→ RECORDS SUPPLIED

* BEGIN *

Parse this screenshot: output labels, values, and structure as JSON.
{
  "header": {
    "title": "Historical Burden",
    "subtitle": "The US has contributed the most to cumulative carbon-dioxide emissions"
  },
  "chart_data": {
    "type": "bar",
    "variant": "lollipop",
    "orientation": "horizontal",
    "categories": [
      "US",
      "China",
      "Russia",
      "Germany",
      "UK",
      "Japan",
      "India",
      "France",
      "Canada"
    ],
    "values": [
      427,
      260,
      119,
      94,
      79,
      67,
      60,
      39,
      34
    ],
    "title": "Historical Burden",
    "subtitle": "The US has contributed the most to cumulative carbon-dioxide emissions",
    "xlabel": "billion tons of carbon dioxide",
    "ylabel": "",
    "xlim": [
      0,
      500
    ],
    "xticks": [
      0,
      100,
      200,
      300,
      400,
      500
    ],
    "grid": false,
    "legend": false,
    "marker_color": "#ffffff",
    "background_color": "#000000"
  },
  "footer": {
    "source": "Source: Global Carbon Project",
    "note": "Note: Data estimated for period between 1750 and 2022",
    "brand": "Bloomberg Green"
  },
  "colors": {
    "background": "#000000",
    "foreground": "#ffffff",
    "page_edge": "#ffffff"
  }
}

* END *
* BEGIN *

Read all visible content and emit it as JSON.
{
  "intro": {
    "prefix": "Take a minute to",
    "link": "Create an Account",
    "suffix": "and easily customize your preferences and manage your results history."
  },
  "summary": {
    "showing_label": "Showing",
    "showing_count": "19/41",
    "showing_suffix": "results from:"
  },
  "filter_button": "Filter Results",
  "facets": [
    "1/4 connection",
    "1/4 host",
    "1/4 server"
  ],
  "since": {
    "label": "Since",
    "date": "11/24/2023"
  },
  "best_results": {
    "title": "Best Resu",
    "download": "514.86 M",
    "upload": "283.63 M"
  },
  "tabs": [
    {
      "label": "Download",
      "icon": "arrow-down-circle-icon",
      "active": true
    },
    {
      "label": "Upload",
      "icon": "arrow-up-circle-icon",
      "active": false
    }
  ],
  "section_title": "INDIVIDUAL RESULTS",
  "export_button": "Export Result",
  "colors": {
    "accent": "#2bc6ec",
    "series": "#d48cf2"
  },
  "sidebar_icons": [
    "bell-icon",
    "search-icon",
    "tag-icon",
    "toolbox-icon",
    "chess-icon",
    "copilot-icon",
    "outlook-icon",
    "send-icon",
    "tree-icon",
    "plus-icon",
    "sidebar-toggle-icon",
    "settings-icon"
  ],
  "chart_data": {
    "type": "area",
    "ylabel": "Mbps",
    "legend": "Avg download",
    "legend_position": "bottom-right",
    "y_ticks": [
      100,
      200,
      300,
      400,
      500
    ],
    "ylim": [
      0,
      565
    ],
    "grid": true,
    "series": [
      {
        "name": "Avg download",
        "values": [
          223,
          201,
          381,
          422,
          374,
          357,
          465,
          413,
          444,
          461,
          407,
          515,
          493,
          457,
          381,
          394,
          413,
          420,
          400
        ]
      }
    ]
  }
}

* END *

→ DO THIS
Scan the data above and copy every line with "circle" in it.

→ SOLUTION TO THE PROBLEM
      "icon": "arrow-down-circle-icon",
      "icon": "arrow-up-circle-icon",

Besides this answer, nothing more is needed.